Task goal:
For every line in the data below that contains "this", copy the line.

Record set:
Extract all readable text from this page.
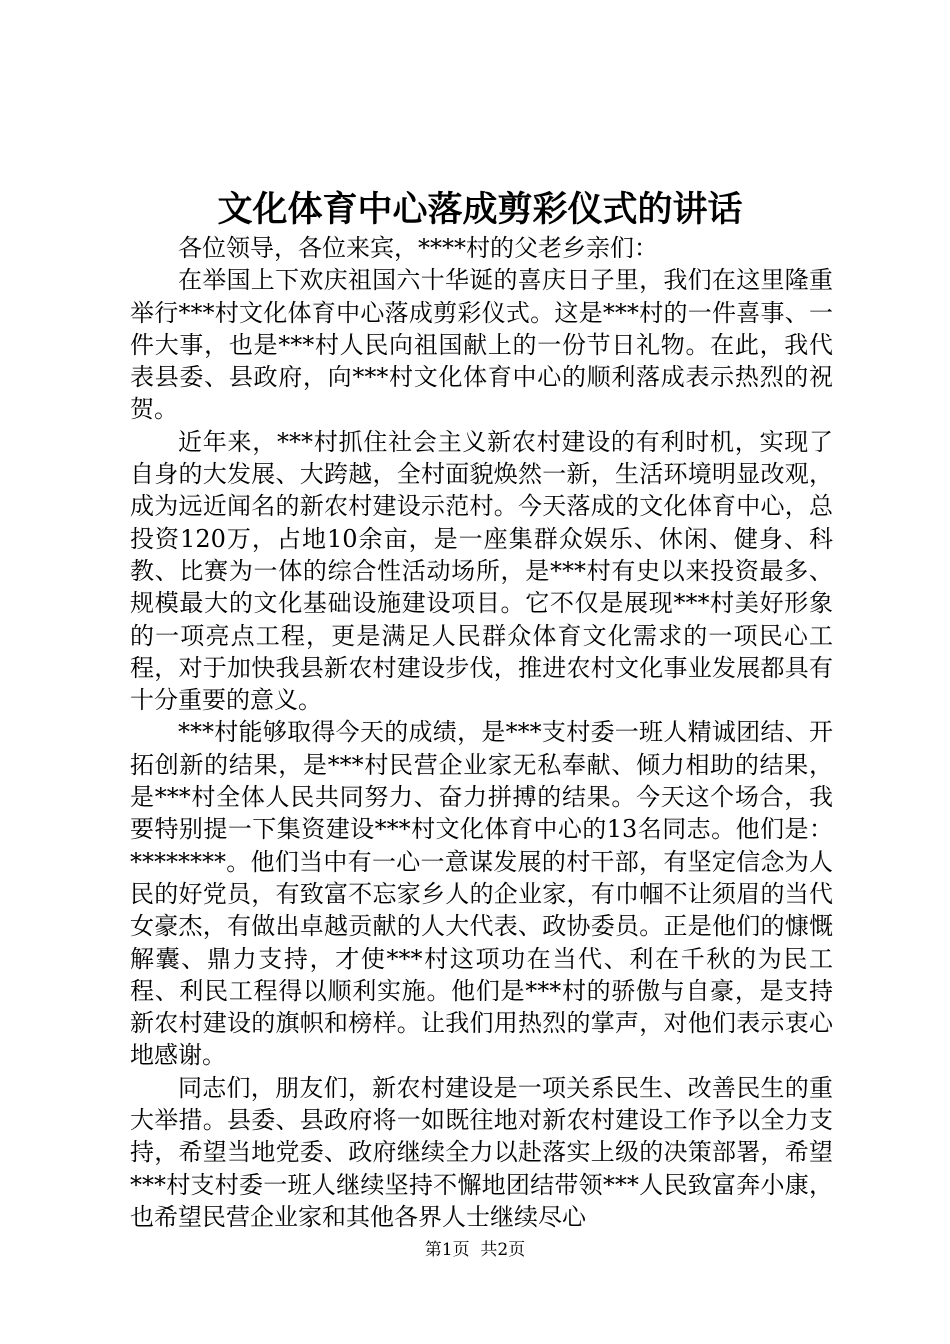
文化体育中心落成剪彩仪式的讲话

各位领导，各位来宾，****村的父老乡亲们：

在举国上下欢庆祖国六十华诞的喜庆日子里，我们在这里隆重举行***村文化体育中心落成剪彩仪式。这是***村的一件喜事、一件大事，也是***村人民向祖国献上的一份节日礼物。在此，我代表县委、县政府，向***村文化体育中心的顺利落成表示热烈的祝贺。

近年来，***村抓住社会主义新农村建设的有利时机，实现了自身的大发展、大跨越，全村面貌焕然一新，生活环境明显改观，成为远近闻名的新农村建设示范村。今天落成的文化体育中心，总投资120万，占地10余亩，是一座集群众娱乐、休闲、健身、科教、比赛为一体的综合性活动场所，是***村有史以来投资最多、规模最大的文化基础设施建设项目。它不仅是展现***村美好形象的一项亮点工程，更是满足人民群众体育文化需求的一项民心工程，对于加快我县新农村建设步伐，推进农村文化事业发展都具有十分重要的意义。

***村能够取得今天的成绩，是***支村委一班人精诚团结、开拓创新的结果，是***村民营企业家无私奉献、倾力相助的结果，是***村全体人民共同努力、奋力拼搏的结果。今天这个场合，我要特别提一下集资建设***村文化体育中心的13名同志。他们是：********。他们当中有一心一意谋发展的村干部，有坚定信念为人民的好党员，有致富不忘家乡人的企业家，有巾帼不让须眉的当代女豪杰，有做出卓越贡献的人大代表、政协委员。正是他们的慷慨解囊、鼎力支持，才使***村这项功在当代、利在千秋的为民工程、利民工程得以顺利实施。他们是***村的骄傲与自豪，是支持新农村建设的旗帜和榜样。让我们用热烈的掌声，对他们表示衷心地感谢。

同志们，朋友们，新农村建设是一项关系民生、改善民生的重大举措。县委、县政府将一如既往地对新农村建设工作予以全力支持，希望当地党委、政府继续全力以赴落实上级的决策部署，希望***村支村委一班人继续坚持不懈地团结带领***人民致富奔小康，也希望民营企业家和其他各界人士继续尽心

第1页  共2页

* * *

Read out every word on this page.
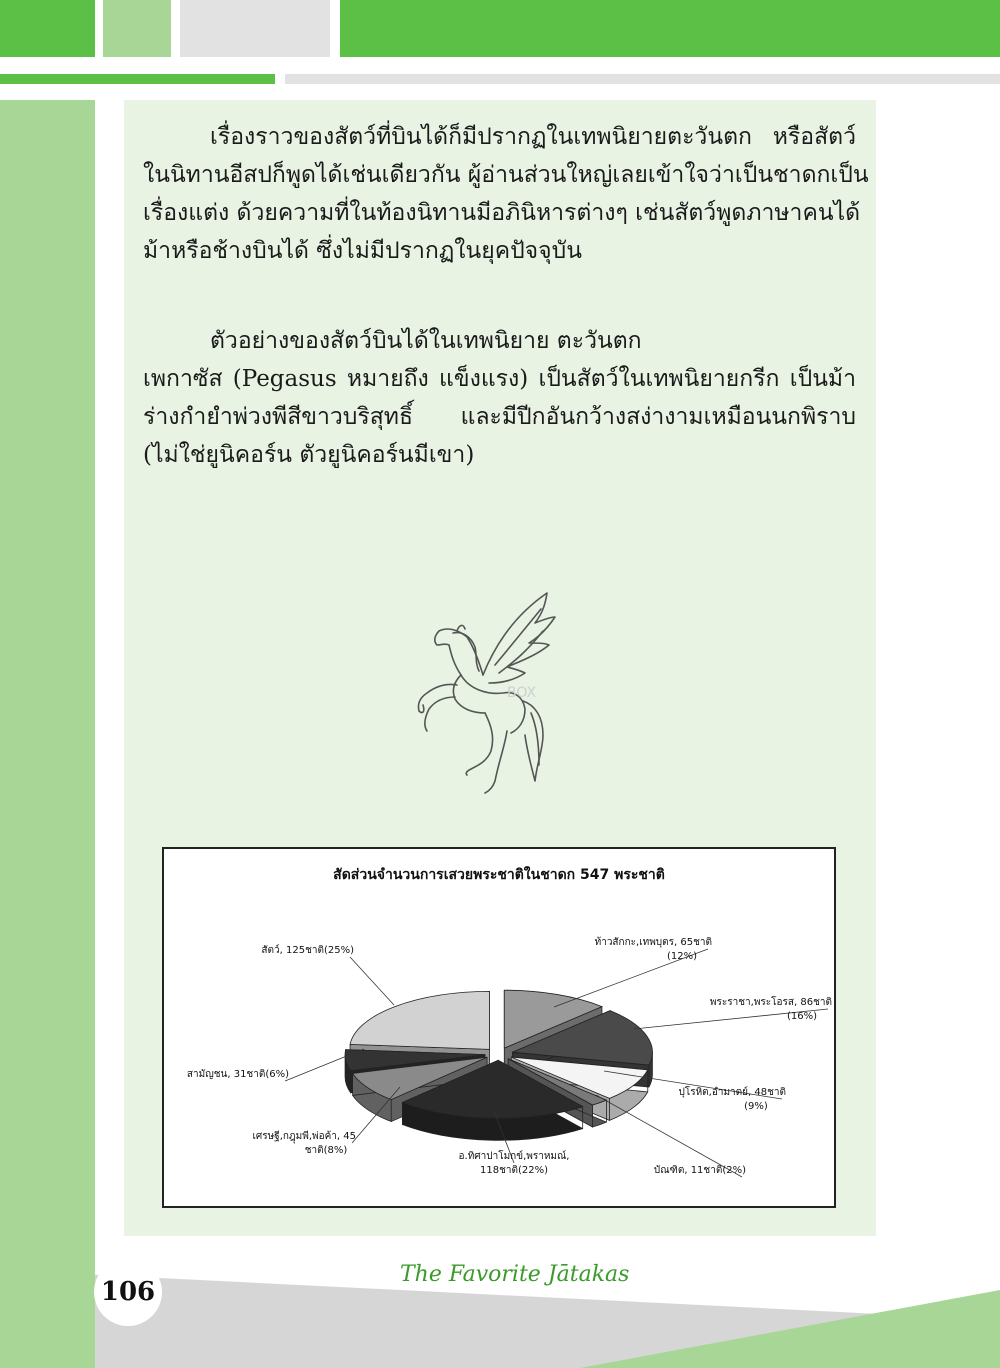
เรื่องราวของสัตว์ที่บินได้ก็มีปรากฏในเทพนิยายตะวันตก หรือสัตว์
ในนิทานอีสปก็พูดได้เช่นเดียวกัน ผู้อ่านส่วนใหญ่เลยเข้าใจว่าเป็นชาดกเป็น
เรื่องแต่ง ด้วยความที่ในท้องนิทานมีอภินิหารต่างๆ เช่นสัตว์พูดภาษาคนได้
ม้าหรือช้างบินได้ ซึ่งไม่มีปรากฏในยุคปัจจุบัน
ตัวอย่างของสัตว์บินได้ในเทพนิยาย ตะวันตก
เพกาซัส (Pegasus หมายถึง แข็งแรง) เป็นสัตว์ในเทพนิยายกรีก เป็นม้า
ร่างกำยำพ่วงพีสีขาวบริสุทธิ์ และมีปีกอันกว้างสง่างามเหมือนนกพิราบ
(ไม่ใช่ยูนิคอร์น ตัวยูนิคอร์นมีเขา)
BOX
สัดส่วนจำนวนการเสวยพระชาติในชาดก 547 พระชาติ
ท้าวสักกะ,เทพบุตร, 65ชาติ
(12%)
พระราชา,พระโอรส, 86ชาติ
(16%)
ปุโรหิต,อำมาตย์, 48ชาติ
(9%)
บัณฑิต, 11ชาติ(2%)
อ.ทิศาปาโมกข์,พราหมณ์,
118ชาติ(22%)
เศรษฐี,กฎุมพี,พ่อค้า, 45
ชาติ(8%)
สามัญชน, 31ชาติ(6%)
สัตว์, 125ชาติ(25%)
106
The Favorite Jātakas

Exercise output:
Extract all readable text from this page.
Read out every word on this page.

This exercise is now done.